[PROBLEM TO WORK ON]: Give every line below again, exactly.

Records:
┌────────

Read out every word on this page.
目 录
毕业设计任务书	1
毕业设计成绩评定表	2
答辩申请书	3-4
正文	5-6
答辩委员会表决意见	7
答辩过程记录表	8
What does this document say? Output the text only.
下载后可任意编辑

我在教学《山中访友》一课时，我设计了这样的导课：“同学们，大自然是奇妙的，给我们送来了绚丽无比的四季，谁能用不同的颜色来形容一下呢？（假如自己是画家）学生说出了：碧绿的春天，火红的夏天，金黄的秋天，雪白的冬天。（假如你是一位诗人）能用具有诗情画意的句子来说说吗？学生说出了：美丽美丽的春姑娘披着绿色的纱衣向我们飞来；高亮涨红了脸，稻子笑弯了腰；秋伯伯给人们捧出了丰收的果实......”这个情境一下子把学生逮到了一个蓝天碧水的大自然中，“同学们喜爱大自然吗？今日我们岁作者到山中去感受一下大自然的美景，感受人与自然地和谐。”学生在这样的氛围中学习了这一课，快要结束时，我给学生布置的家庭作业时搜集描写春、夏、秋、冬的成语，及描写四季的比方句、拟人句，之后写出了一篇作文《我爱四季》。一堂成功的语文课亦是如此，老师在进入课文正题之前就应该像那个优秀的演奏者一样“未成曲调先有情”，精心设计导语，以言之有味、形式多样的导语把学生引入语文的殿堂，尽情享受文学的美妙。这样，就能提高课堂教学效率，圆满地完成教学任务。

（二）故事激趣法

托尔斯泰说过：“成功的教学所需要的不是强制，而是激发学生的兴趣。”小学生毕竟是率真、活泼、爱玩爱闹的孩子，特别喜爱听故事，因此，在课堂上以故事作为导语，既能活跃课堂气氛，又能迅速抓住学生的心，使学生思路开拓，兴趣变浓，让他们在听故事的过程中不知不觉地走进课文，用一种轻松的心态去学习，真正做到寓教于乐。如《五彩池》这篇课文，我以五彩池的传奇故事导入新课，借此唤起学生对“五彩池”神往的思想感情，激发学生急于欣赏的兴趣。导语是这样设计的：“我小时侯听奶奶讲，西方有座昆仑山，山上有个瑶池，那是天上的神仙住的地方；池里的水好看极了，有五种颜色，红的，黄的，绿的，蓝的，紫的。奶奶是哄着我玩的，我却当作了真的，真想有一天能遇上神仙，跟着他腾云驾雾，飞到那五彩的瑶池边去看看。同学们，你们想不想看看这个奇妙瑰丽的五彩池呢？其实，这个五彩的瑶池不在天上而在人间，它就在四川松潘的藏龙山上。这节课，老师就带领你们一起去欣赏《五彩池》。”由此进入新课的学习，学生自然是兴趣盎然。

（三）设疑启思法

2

└────────

[OUTPUT OF THE TASK]:
Read out every word on this page.
目 录
毕业设计任务书	1
毕业设计成绩评定表	2
答辩申请书	3-4
正文	5-6
答辩委员会表决意见	7
答辩过程记录表	8
What does this document say? Output the text only.
下载后可任意编辑

我在教学《山中访友》一课时，我设计了这样的导课：“同学们，大自然是奇妙的，给我们送来了绚丽无比的四季，谁能用不同的颜色来形容一下呢？（假如自己是画家）学生说出了：碧绿的春天，火红的夏天，金黄的秋天，雪白的冬天。（假如你是一位诗人）能用具有诗情画意的句子来说说吗？学生说出了：美丽美丽的春姑娘披着绿色的纱衣向我们飞来；高亮涨红了脸，稻子笑弯了腰；秋伯伯给人们捧出了丰收的果实......”这个情境一下子把学生逮到了一个蓝天碧水的大自然中，“同学们喜爱大自然吗？今日我们岁作者到山中去感受一下大自然的美景，感受人与自然地和谐。”学生在这样的氛围中学习了这一课，快要结束时，我给学生布置的家庭作业时搜集描写春、夏、秋、冬的成语，及描写四季的比方句、拟人句，之后写出了一篇作文《我爱四季》。一堂成功的语文课亦是如此，老师在进入课文正题之前就应该像那个优秀的演奏者一样“未成曲调先有情”，精心设计导语，以言之有味、形式多样的导语把学生引入语文的殿堂，尽情享受文学的美妙。这样，就能提高课堂教学效率，圆满地完成教学任务。

（二）故事激趣法

托尔斯泰说过：“成功的教学所需要的不是强制，而是激发学生的兴趣。”小学生毕竟是率真、活泼、爱玩爱闹的孩子，特别喜爱听故事，因此，在课堂上以故事作为导语，既能活跃课堂气氛，又能迅速抓住学生的心，使学生思路开拓，兴趣变浓，让他们在听故事的过程中不知不觉地走进课文，用一种轻松的心态去学习，真正做到寓教于乐。如《五彩池》这篇课文，我以五彩池的传奇故事导入新课，借此唤起学生对“五彩池”神往的思想感情，激发学生急于欣赏的兴趣。导语是这样设计的：“我小时侯听奶奶讲，西方有座昆仑山，山上有个瑶池，那是天上的神仙住的地方；池里的水好看极了，有五种颜色，红的，黄的，绿的，蓝的，紫的。奶奶是哄着我玩的，我却当作了真的，真想有一天能遇上神仙，跟着他腾云驾雾，飞到那五彩的瑶池边去看看。同学们，你们想不想看看这个奇妙瑰丽的五彩池呢？其实，这个五彩的瑶池不在天上而在人间，它就在四川松潘的藏龙山上。这节课，老师就带领你们一起去欣赏《五彩池》。”由此进入新课的学习，学生自然是兴趣盎然。

（三）设疑启思法

2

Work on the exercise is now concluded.